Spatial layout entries
────────────────────────────────────────

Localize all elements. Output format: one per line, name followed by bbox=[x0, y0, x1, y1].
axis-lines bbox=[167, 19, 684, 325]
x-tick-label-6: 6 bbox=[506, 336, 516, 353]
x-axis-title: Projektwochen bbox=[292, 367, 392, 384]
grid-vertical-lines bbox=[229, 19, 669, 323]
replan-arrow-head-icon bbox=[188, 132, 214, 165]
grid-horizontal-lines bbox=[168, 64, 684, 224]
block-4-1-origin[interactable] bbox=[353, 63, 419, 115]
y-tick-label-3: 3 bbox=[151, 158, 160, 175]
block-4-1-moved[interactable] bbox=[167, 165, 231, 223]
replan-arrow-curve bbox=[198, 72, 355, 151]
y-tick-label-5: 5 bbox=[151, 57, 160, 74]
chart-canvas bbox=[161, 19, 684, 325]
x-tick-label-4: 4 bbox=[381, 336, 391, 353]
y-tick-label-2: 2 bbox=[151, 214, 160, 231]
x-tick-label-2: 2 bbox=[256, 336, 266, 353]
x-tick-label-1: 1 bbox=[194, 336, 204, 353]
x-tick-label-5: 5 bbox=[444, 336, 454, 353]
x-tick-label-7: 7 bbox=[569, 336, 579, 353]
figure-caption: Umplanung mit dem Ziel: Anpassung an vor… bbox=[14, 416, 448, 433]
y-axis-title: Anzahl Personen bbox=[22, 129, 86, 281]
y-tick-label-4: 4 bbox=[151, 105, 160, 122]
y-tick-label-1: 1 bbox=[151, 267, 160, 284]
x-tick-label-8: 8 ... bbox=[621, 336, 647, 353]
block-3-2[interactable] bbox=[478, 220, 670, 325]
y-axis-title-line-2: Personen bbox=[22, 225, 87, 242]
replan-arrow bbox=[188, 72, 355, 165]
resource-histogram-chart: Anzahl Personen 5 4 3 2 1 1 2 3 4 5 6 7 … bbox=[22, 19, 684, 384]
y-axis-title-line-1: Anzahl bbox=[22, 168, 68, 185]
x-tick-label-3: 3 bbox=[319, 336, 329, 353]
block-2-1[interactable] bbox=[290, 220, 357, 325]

────────────────────────────────────────

Copy the entries above line for line, without any changes.

REPLY TO THE EXERCISE =
Localize all elements. Output format: one per line, name followed by bbox=[x0, y0, x1, y1].
axis-lines bbox=[167, 19, 684, 325]
x-tick-label-6: 6 bbox=[506, 336, 516, 353]
x-axis-title: Projektwochen bbox=[292, 367, 392, 384]
grid-vertical-lines bbox=[229, 19, 669, 323]
replan-arrow-head-icon bbox=[188, 132, 214, 165]
grid-horizontal-lines bbox=[168, 64, 684, 224]
block-4-1-origin[interactable] bbox=[353, 63, 419, 115]
y-tick-label-3: 3 bbox=[151, 158, 160, 175]
block-4-1-moved[interactable] bbox=[167, 165, 231, 223]
replan-arrow-curve bbox=[198, 72, 355, 151]
y-tick-label-5: 5 bbox=[151, 57, 160, 74]
chart-canvas bbox=[161, 19, 684, 325]
x-tick-label-4: 4 bbox=[381, 336, 391, 353]
y-tick-label-2: 2 bbox=[151, 214, 160, 231]
x-tick-label-2: 2 bbox=[256, 336, 266, 353]
x-tick-label-1: 1 bbox=[194, 336, 204, 353]
x-tick-label-5: 5 bbox=[444, 336, 454, 353]
x-tick-label-7: 7 bbox=[569, 336, 579, 353]
figure-caption: Umplanung mit dem Ziel: Anpassung an vor… bbox=[14, 416, 448, 433]
y-axis-title: Anzahl Personen bbox=[22, 129, 86, 281]
y-tick-label-4: 4 bbox=[151, 105, 160, 122]
y-tick-label-1: 1 bbox=[151, 267, 160, 284]
x-tick-label-8: 8 ... bbox=[621, 336, 647, 353]
block-3-2[interactable] bbox=[478, 220, 670, 325]
y-axis-title-line-2: Personen bbox=[22, 225, 87, 242]
replan-arrow bbox=[188, 72, 355, 165]
resource-histogram-chart: Anzahl Personen 5 4 3 2 1 1 2 3 4 5 6 7 … bbox=[22, 19, 684, 384]
y-axis-title-line-1: Anzahl bbox=[22, 168, 68, 185]
x-tick-label-3: 3 bbox=[319, 336, 329, 353]
block-2-1[interactable] bbox=[290, 220, 357, 325]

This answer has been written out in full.